* _Task goal_: Restate the records below word for word, and omit the images they hold.

* _Extracted records_:
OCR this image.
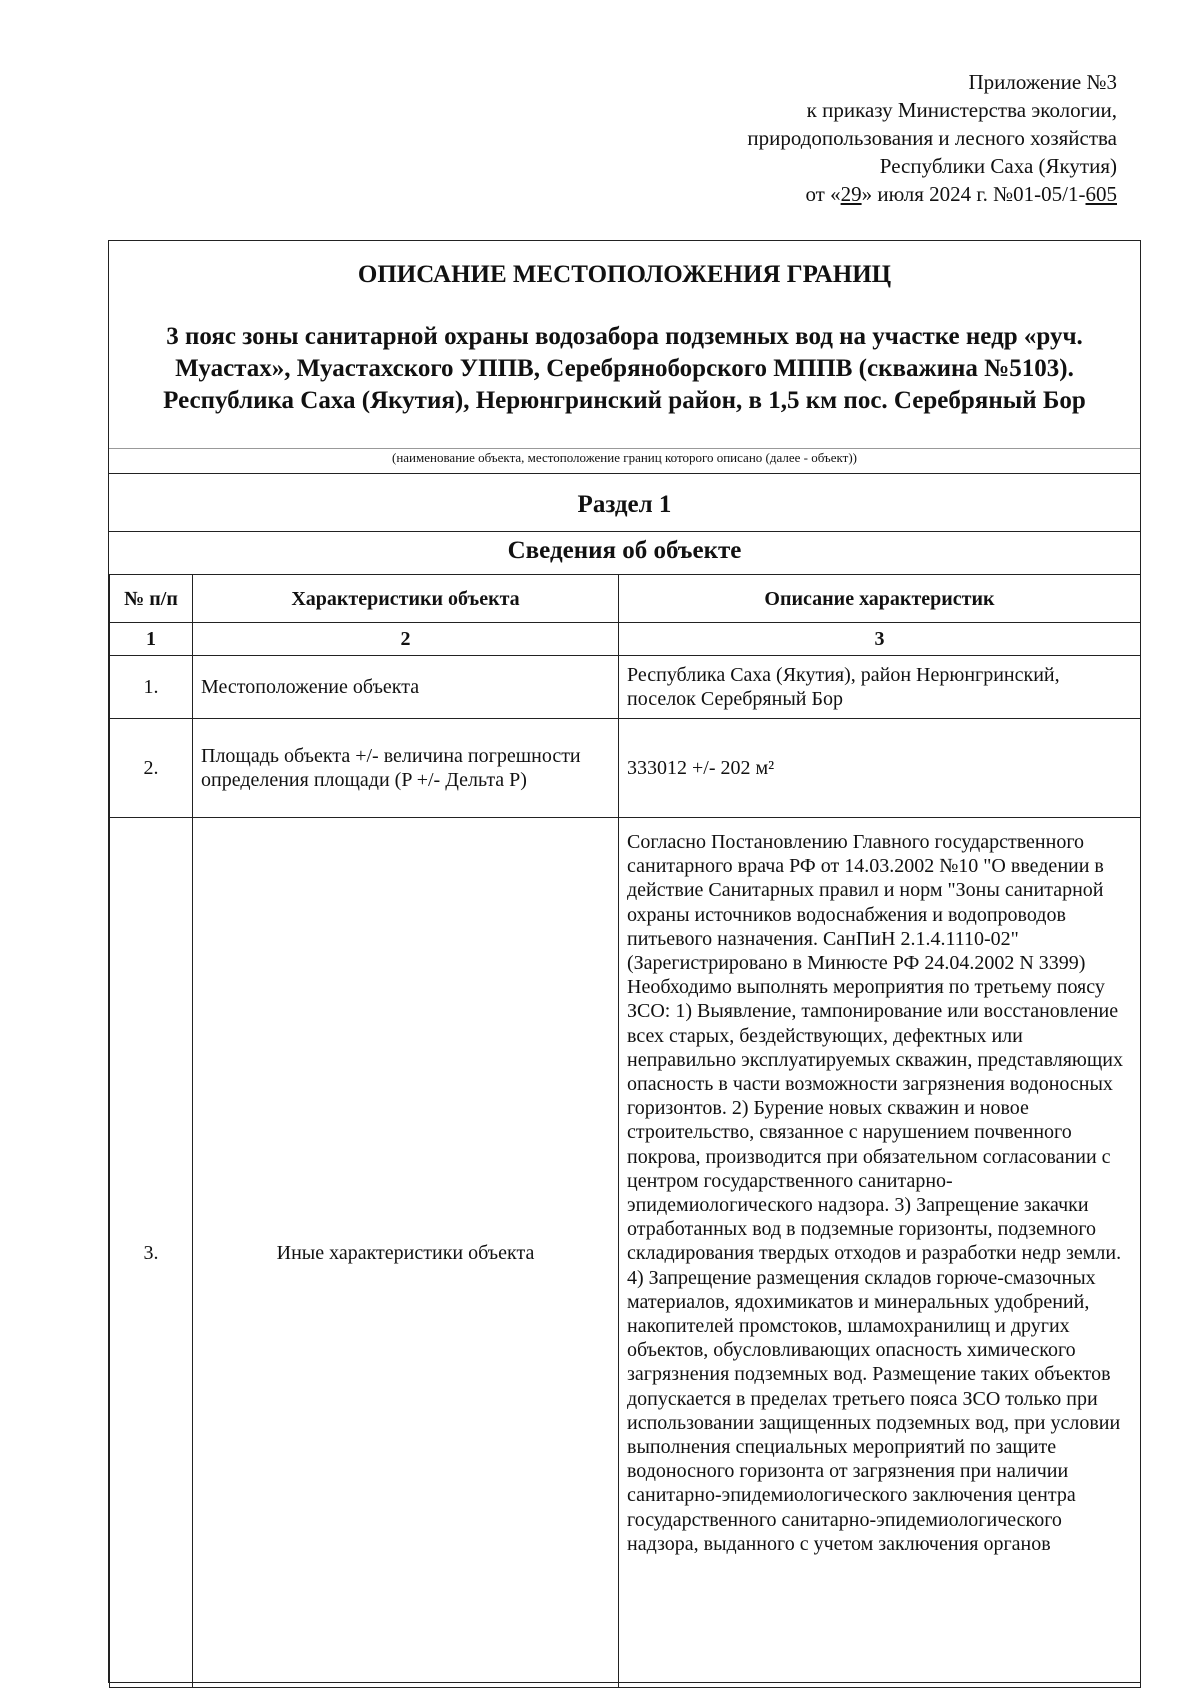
Приложение №3
к приказу Министерства экологии,
природопользования и лесного хозяйства
Республики Саха (Якутия)
от «29» июля 2024 г. №01-05/1-605
ОПИСАНИЕ МЕСТОПОЛОЖЕНИЯ ГРАНИЦ
3 пояс зоны санитарной охраны водозабора подземных вод на участке недр «руч. Муастах», Муастахского УППВ, Серебряноборского МППВ (скважина №5103). Республика Саха (Якутия), Нерюнгринский район, в 1,5 км пос. Серебряный Бор
(наименование объекта, местоположение границ которого описано (далее - объект))
Раздел 1
Сведения об объекте
№ п/п	Характеристики объекта	Описание характеристик
1	2	3
1.	Местоположение объекта	Республика Саха (Якутия), район Нерюнгринский, поселок Серебряный Бор
2.	Площадь объекта +/- величина погрешности определения площади (P +/- Дельта P)	333012 +/- 202 м²
3.	Иные характеристики объекта	Согласно Постановлению Главного государственного санитарного врача РФ от 14.03.2002 №10 "О введении в действие Санитарных правил и норм "Зоны санитарной охраны источников водоснабжения и водопроводов питьевого назначения. СанПиН 2.1.4.1110-02" (Зарегистрировано в Минюсте РФ 24.04.2002 N 3399) Необходимо выполнять мероприятия по третьему поясу ЗСО: 1) Выявление, тампонирование или восстановление всех старых, бездействующих, дефектных или неправильно эксплуатируемых скважин, представляющих опасность в части возможности загрязнения водоносных горизонтов. 2) Бурение новых скважин и новое строительство, связанное с нарушением почвенного покрова, производится при обязательном согласовании с центром государственного санитарно-эпидемиологического надзора. 3) Запрещение закачки отработанных вод в подземные горизонты, подземного складирования твердых отходов и разработки недр земли. 4) Запрещение размещения складов горюче-смазочных материалов, ядохимикатов и минеральных удобрений, накопителей промстоков, шламохранилищ и других объектов, обусловливающих опасность химического загрязнения подземных вод. Размещение таких объектов допускается в пределах третьего пояса ЗСО только при использовании защищенных подземных вод, при условии выполнения специальных мероприятий по защите водоносного горизонта от загрязнения при наличии санитарно-эпидемиологического заключения центра государственного санитарно-эпидемиологического надзора, выданного с учетом заключения органов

* _Reply_:
OCR this image.
Приложение №3
к приказу Министерства экологии,
природопользования и лесного хозяйства
Республики Саха (Якутия)
от «29» июля 2024 г. №01-05/1-605
ОПИСАНИЕ МЕСТОПОЛОЖЕНИЯ ГРАНИЦ
3 пояс зоны санитарной охраны водозабора подземных вод на участке недр «руч. Муастах», Муастахского УППВ, Серебряноборского МППВ (скважина №5103). Республика Саха (Якутия), Нерюнгринский район, в 1,5 км пос. Серебряный Бор
(наименование объекта, местоположение границ которого описано (далее - объект))
Раздел 1
Сведения об объекте
№ п/п	Характеристики объекта	Описание характеристик
1	2	3
1.	Местоположение объекта	Республика Саха (Якутия), район Нерюнгринский, поселок Серебряный Бор
2.	Площадь объекта +/- величина погрешности определения площади (P +/- Дельта P)	333012 +/- 202 м²
3.	Иные характеристики объекта	Согласно Постановлению Главного государственного санитарного врача РФ от 14.03.2002 №10 "О введении в действие Санитарных правил и норм "Зоны санитарной охраны источников водоснабжения и водопроводов питьевого назначения. СанПиН 2.1.4.1110-02" (Зарегистрировано в Минюсте РФ 24.04.2002 N 3399) Необходимо выполнять мероприятия по третьему поясу ЗСО: 1) Выявление, тампонирование или восстановление всех старых, бездействующих, дефектных или неправильно эксплуатируемых скважин, представляющих опасность в части возможности загрязнения водоносных горизонтов. 2) Бурение новых скважин и новое строительство, связанное с нарушением почвенного покрова, производится при обязательном согласовании с центром государственного санитарно-эпидемиологического надзора. 3) Запрещение закачки отработанных вод в подземные горизонты, подземного складирования твердых отходов и разработки недр земли. 4) Запрещение размещения складов горюче-смазочных материалов, ядохимикатов и минеральных удобрений, накопителей промстоков, шламохранилищ и других объектов, обусловливающих опасность химического загрязнения подземных вод. Размещение таких объектов допускается в пределах третьего пояса ЗСО только при использовании защищенных подземных вод, при условии выполнения специальных мероприятий по защите водоносного горизонта от загрязнения при наличии санитарно-эпидемиологического заключения центра государственного санитарно-эпидемиологического надзора, выданного с учетом заключения органов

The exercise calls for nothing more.